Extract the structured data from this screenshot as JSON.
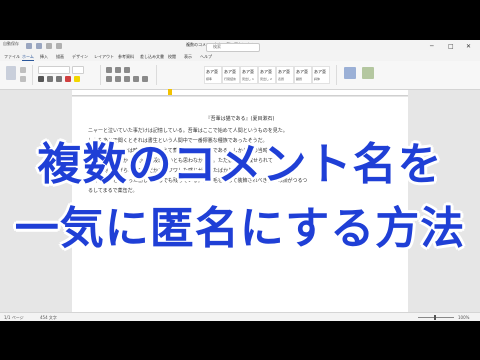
{
  "titlebar": {
    "autosave": "自動保存",
    "toggle": "オフ",
    "document_name": "複数のコメント名を一気に匿名にする",
    "search_placeholder": "検索",
    "minimize": "─",
    "maximize": "□",
    "close": "✕"
  },
  "tabs": [
    "ファイル",
    "ホーム",
    "挿入",
    "描画",
    "デザイン",
    "レイアウト",
    "参考資料",
    "差し込み文書",
    "校閲",
    "表示",
    "ヘルプ"
  ],
  "ribbon_styles": [
    {
      "sample": "あア亜",
      "caption": "標準"
    },
    {
      "sample": "あア亜",
      "caption": "行間詰め"
    },
    {
      "sample": "あア亜",
      "caption": "見出し 1"
    },
    {
      "sample": "あア亜",
      "caption": "見出し 2"
    },
    {
      "sample": "あア亜",
      "caption": "表題"
    },
    {
      "sample": "あア亜",
      "caption": "副題"
    },
    {
      "sample": "あア亜",
      "caption": "斜体"
    }
  ],
  "document": {
    "title_line": "『吾輩は猫である』(夏目漱石)",
    "lines": [
      "ニャーと泣いていた事だけは記憶している。吾輩はここで始めて人間というものを見た。",
      "しかもあとで聞くとそれは書生という人間中で一番獰悪な種族であったそうだ。",
      "この書生というのは時々我々を捕えて煮て食うという話である。しかしその当時は",
      "何という考もなかったから別段恐しいとも思わなかった。ただ彼の掌に載せられて",
      "スーと持ち上げられた時何だかフワフワした感じがあったばかりである。",
      "時計なんかどを持った感じがするでも残っている。第一毛をもって装飾されべきはずの顔がつるつ",
      "るしてまるで薬缶だ。"
    ]
  },
  "status": {
    "page": "1/1 ページ",
    "words": "454 文字",
    "zoom": "100%"
  },
  "overlay": {
    "line1": "複数のコメント名を",
    "line2": "一気に匿名にする方法"
  },
  "colors": {
    "overlay_text": "#1f3fd6",
    "overlay_stroke": "#ffffff",
    "accent": "#2b579a"
  }
}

= = = = = = =

▶ _GIVEN INSTRUCTION_
Provide the number of lines in the entries that include "caption", and no other text.

▶ _ANSWER TO THIS PROBLEM_
7